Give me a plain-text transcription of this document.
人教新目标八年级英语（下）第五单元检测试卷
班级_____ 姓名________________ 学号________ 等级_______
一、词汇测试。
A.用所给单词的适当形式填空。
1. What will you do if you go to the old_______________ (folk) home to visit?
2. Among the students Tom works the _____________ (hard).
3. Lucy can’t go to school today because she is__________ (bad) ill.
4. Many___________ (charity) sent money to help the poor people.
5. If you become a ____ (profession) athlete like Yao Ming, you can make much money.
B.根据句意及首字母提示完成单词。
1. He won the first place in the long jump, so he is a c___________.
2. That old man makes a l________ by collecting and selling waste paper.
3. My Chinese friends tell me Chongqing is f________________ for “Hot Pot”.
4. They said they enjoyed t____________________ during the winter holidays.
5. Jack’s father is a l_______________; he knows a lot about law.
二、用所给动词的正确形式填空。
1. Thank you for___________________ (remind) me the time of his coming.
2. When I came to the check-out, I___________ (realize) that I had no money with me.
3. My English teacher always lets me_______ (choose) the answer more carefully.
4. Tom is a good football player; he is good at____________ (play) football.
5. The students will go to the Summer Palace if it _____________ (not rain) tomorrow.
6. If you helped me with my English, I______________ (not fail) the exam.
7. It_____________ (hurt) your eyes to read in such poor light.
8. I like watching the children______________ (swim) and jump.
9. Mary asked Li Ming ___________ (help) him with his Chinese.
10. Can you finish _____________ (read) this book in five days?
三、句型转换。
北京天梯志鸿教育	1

#####

**The request**
From the data above, pick out each line containing "will" and copy it.

**Output of the task**
1. What will you do if you go to the old_______________ (folk) home to visit?
5. The students will go to the Summer Palace if it _____________ (not rain) tomorrow.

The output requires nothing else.